**WHAT TO WORK ON:**
In the data that follows, find the line containing "What's the underlying"; then quote that line and every line after it, exactly, through the last one.

Items from a data source:

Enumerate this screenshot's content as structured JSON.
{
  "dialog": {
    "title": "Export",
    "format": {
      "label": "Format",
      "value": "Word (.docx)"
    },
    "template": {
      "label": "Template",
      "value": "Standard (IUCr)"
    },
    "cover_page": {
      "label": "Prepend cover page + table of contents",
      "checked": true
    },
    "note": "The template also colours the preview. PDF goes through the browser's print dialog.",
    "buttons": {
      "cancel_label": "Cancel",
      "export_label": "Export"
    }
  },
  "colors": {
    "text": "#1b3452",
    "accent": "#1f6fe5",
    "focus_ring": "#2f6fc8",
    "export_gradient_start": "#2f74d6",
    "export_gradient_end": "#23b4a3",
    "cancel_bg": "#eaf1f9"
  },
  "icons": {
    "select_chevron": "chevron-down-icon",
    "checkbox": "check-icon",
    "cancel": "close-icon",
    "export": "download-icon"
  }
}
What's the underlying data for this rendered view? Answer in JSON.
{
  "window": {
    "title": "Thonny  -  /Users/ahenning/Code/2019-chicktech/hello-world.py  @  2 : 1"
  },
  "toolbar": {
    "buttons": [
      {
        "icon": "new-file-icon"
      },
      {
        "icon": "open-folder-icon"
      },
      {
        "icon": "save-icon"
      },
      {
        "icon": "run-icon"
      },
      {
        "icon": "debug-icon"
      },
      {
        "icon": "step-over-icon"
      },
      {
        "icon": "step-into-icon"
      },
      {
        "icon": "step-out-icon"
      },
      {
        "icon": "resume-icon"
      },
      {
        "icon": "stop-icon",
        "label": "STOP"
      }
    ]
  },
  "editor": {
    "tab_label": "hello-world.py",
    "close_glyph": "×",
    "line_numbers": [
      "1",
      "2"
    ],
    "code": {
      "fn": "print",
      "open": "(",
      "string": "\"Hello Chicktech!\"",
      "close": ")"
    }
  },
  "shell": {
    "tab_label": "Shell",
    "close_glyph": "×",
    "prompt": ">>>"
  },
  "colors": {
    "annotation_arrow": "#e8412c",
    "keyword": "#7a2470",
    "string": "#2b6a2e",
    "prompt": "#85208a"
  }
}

**FINISHED ANSWER:**
What's the underlying data for this rendered view? Answer in JSON.
{
  "window": {
    "title": "Thonny  -  /Users/ahenning/Code/2019-chicktech/hello-world.py  @  2 : 1"
  },
  "toolbar": {
    "buttons": [
      {
        "icon": "new-file-icon"
      },
      {
        "icon": "open-folder-icon"
      },
      {
        "icon": "save-icon"
      },
      {
        "icon": "run-icon"
      },
      {
        "icon": "debug-icon"
      },
      {
        "icon": "step-over-icon"
      },
      {
        "icon": "step-into-icon"
      },
      {
        "icon": "step-out-icon"
      },
      {
        "icon": "resume-icon"
      },
      {
        "icon": "stop-icon",
        "label": "STOP"
      }
    ]
  },
  "editor": {
    "tab_label": "hello-world.py",
    "close_glyph": "×",
    "line_numbers": [
      "1",
      "2"
    ],
    "code": {
      "fn": "print",
      "open": "(",
      "string": "\"Hello Chicktech!\"",
      "close": ")"
    }
  },
  "shell": {
    "tab_label": "Shell",
    "close_glyph": "×",
    "prompt": ">>>"
  },
  "colors": {
    "annotation_arrow": "#e8412c",
    "keyword": "#7a2470",
    "string": "#2b6a2e",
    "prompt": "#85208a"
  }
}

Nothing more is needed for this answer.